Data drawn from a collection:
---
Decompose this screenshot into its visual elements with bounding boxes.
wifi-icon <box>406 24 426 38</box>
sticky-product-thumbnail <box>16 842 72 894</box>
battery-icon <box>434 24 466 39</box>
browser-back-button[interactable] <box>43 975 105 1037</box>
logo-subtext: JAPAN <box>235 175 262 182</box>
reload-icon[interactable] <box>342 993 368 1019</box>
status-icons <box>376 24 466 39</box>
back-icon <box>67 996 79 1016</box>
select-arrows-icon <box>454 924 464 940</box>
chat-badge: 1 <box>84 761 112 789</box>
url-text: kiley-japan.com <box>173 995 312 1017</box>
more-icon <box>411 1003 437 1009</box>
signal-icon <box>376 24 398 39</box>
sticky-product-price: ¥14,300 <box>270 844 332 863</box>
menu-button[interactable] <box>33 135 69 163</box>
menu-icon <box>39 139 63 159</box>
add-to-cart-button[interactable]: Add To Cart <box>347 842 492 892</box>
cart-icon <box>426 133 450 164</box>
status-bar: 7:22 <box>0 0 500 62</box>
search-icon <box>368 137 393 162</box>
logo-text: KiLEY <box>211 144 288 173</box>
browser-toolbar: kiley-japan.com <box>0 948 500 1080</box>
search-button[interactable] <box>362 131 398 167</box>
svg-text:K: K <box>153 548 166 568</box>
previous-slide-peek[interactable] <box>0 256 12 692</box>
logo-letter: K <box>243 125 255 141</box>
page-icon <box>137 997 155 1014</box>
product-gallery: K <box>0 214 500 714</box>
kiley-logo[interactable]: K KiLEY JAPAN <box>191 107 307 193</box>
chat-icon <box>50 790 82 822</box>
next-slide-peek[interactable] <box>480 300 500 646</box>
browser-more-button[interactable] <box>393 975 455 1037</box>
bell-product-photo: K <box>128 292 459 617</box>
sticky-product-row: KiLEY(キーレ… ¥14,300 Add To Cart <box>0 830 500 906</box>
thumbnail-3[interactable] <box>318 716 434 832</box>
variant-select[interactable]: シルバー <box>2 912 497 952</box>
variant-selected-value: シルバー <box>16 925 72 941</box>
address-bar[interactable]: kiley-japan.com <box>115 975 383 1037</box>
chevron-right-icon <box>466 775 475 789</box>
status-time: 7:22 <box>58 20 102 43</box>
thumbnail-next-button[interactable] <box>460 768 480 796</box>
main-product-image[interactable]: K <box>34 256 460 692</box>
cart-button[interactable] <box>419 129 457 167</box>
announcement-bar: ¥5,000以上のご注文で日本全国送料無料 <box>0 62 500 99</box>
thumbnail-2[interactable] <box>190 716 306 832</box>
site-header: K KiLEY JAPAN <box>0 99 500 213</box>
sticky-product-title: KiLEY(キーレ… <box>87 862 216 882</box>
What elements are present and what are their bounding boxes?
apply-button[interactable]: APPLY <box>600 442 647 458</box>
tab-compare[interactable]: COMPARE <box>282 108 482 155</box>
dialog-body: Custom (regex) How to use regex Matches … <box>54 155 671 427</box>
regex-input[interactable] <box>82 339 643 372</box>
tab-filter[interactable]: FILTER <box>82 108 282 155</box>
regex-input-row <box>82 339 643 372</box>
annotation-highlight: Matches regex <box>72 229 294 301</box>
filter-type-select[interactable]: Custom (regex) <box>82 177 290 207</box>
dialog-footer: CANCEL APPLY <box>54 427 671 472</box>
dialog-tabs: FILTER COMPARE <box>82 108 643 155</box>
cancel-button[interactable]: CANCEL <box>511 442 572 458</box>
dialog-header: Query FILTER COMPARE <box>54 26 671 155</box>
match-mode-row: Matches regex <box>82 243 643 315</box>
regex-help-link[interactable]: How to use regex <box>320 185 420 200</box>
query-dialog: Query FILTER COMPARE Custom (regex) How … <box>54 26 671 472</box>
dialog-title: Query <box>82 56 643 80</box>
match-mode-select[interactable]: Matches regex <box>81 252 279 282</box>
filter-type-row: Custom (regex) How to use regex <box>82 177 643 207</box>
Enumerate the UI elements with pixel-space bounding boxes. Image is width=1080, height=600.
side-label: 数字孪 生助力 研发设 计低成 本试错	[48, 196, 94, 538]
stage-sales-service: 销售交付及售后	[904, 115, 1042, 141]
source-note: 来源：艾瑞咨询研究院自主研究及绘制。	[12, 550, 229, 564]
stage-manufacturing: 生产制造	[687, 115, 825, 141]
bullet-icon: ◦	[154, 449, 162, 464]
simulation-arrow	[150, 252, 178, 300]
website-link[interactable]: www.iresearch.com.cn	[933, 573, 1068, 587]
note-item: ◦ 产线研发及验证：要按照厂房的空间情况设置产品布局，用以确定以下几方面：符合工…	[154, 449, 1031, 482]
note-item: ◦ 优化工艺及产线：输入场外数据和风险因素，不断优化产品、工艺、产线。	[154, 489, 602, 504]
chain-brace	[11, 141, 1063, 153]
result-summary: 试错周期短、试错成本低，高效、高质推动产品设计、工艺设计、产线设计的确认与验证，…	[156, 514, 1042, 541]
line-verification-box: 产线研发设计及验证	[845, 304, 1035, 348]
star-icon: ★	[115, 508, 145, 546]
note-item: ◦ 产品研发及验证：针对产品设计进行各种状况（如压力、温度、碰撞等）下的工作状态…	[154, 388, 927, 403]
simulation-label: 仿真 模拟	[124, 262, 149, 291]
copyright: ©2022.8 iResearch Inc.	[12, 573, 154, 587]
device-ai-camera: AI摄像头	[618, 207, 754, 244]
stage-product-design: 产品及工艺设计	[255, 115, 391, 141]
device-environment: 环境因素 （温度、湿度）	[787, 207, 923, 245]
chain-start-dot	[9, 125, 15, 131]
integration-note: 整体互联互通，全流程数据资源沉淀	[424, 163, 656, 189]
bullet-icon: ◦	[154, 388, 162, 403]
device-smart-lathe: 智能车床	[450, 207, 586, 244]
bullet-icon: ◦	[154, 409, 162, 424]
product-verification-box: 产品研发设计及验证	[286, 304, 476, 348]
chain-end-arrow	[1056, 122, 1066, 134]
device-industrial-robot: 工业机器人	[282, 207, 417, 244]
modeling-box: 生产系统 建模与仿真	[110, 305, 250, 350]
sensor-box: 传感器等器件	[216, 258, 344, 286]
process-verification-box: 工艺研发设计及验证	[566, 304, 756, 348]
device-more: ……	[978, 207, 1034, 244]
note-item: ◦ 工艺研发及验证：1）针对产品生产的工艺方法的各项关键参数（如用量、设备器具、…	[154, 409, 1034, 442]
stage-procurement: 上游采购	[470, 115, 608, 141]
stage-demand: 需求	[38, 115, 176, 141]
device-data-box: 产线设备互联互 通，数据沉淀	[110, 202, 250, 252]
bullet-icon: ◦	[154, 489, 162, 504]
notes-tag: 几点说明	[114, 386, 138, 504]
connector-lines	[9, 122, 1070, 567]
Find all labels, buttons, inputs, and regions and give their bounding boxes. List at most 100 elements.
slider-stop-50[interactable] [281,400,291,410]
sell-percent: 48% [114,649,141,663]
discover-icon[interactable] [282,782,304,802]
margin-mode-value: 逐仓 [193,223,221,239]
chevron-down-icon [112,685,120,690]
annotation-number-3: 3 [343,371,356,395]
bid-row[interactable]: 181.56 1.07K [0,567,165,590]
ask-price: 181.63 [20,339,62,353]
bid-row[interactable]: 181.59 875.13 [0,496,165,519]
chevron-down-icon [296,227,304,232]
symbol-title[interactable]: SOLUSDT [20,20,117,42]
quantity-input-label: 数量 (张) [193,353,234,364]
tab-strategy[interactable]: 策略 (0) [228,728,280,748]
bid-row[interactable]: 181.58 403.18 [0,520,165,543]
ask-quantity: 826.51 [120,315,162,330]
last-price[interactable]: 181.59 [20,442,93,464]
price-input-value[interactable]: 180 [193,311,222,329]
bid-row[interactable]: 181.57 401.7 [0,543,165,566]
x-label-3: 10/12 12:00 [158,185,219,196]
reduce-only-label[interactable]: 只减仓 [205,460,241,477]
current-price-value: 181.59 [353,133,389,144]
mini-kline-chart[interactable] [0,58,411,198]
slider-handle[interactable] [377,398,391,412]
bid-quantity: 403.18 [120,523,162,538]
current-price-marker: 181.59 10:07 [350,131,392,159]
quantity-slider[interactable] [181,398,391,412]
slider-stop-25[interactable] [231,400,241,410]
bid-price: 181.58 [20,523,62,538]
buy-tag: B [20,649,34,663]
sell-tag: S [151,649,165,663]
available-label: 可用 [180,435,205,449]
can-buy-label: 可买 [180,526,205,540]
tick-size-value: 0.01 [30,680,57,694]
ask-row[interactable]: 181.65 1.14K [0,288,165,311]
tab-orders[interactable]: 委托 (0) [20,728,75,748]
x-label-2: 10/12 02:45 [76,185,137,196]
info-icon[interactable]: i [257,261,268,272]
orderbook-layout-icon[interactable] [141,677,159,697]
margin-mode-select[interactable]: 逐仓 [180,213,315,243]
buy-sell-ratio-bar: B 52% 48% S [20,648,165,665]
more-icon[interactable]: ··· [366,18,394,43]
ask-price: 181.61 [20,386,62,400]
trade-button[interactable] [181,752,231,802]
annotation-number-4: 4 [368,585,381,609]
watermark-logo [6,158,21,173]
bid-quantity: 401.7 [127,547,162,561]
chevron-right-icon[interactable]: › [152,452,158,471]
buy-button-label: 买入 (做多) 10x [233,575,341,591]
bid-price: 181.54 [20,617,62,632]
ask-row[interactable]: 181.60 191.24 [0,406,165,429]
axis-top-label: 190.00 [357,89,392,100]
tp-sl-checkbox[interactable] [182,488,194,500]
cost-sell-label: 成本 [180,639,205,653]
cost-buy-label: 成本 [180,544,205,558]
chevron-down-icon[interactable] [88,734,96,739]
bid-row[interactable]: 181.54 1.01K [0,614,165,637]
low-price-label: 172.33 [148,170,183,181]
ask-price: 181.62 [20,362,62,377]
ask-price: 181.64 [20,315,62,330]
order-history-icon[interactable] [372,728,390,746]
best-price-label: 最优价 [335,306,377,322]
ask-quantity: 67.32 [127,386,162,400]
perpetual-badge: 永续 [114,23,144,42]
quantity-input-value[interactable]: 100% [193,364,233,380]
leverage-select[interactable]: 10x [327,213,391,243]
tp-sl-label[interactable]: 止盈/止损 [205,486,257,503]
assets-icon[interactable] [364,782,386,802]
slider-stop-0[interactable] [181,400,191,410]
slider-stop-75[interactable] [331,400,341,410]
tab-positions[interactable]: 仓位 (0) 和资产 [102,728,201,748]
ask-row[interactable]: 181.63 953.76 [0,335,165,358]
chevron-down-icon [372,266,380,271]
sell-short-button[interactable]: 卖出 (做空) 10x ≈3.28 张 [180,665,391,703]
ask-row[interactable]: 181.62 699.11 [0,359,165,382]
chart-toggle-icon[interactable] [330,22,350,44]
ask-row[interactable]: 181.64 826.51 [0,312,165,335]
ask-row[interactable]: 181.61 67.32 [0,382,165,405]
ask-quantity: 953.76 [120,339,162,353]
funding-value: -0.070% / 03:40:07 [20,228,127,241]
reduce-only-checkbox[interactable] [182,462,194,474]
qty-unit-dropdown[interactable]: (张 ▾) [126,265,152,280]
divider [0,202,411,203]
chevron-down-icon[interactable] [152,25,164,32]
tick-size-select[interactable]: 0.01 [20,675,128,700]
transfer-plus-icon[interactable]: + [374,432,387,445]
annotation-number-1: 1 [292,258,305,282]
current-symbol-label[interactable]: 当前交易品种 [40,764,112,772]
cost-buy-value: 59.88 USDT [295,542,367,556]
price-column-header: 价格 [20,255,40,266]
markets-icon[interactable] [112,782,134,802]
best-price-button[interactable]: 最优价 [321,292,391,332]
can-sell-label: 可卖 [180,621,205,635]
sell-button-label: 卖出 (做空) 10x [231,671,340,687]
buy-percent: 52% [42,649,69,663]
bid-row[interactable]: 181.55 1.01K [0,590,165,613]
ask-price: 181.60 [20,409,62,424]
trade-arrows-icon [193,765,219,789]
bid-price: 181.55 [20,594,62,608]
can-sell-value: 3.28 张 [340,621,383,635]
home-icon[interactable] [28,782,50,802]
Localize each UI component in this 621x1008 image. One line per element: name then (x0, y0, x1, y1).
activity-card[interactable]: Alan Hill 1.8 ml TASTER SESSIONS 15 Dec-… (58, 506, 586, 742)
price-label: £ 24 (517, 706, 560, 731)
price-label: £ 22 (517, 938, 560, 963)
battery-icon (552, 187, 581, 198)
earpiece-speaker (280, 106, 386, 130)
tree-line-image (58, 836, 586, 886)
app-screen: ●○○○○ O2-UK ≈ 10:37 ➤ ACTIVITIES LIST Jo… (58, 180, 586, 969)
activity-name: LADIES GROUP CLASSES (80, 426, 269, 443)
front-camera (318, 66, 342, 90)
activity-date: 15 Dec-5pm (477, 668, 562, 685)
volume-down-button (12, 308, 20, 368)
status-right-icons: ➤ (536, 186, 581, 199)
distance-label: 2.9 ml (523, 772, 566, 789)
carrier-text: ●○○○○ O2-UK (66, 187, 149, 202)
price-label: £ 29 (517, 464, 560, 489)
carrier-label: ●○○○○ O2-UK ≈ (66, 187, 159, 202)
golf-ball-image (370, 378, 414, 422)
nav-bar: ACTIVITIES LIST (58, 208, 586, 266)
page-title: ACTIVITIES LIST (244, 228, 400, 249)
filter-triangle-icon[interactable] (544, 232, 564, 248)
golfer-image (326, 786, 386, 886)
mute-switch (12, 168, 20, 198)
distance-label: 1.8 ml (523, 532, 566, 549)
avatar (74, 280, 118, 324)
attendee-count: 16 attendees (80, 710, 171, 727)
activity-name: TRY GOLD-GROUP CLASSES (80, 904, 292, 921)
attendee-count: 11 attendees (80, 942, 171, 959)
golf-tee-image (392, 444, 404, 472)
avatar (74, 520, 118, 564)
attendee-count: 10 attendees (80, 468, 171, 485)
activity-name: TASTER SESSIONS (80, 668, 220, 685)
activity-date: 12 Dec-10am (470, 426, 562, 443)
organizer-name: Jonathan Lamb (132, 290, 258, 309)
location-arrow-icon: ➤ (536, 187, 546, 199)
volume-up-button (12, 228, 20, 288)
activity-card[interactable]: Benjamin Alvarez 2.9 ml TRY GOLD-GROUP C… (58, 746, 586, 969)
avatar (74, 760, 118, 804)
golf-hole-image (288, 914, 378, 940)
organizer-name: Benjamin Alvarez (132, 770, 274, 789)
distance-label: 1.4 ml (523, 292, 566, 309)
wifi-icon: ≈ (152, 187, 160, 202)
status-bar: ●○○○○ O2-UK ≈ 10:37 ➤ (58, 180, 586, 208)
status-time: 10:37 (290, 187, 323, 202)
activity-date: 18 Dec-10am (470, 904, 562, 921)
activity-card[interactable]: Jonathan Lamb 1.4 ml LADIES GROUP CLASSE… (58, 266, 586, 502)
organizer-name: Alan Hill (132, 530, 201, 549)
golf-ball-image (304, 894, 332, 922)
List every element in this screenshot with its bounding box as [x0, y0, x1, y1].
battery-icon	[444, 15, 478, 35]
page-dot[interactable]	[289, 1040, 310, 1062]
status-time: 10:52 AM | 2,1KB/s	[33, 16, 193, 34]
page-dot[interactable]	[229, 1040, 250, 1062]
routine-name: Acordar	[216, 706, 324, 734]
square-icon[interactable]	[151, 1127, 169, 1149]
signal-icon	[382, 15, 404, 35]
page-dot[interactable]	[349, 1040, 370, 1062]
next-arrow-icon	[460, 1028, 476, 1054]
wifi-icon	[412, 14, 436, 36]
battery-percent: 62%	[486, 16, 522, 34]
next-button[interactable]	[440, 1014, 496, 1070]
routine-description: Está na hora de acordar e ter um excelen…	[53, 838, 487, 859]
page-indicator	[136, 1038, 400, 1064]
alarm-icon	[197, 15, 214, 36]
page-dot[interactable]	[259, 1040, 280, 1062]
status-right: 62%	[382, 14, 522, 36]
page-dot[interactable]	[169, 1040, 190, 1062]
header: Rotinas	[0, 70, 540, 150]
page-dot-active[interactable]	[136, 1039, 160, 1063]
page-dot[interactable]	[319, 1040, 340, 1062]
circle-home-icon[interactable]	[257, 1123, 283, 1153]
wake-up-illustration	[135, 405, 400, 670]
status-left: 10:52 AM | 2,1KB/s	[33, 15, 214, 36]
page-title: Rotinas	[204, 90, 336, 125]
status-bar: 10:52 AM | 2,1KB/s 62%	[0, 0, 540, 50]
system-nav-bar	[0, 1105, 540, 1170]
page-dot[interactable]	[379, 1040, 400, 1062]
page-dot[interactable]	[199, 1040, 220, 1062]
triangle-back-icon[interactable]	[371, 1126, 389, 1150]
---
WHAT YOU NEED TO DO: Print the items word for word from the first line through the line that contains "browser-toolbar: kiley-japan.com <box>0", including both of those lines.

RESPONSE TO THE TASK:
Decompose this screenshot into its visual elements with bounding boxes.
wifi-icon <box>406 24 426 38</box>
sticky-product-thumbnail <box>16 842 72 894</box>
battery-icon <box>434 24 466 39</box>
browser-back-button[interactable] <box>43 975 105 1037</box>
logo-subtext: JAPAN <box>235 175 262 182</box>
reload-icon[interactable] <box>342 993 368 1019</box>
status-icons <box>376 24 466 39</box>
back-icon <box>67 996 79 1016</box>
select-arrows-icon <box>454 924 464 940</box>
chat-badge: 1 <box>84 761 112 789</box>
url-text: kiley-japan.com <box>173 995 312 1017</box>
more-icon <box>411 1003 437 1009</box>
signal-icon <box>376 24 398 39</box>
sticky-product-price: ¥14,300 <box>270 844 332 863</box>
menu-button[interactable] <box>33 135 69 163</box>
menu-icon <box>39 139 63 159</box>
add-to-cart-button[interactable]: Add To Cart <box>347 842 492 892</box>
cart-icon <box>426 133 450 164</box>
status-bar: 7:22 <box>0 0 500 62</box>
search-icon <box>368 137 393 162</box>
logo-text: KiLEY <box>211 144 288 173</box>
browser-toolbar: kiley-japan.com <box>0 948 500 1080</box>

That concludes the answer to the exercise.